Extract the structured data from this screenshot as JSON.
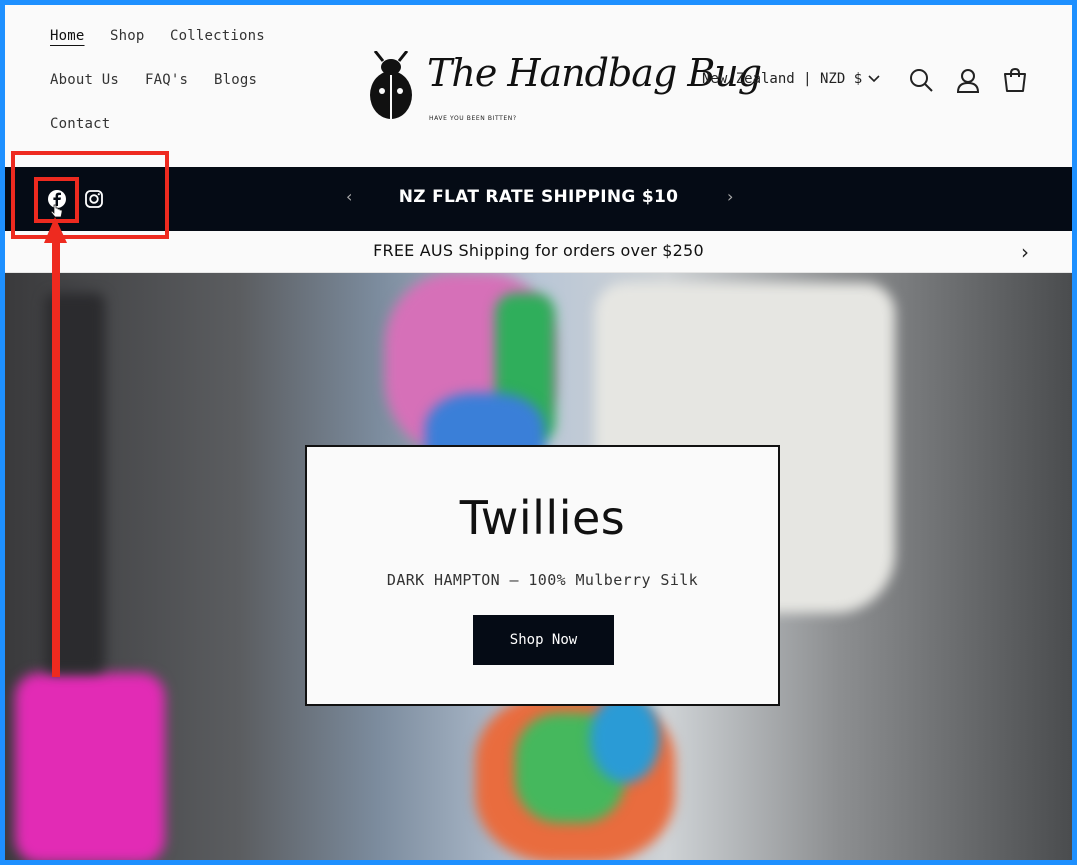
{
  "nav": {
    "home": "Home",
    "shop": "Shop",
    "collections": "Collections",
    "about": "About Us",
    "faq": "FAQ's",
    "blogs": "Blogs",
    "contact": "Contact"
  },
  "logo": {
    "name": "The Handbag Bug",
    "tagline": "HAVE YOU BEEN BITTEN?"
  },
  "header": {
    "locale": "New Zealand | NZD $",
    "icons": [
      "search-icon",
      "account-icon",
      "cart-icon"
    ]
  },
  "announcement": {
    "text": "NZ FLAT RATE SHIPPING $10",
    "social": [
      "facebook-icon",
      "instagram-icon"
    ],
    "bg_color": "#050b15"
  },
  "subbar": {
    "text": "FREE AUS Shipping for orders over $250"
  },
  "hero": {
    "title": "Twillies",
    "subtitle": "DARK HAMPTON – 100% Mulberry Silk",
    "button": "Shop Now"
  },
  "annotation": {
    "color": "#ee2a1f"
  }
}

> _Task goal_
How many lines of these entries contain "text"? Answer with the number and nothing else.

> _Answer to this problem_
2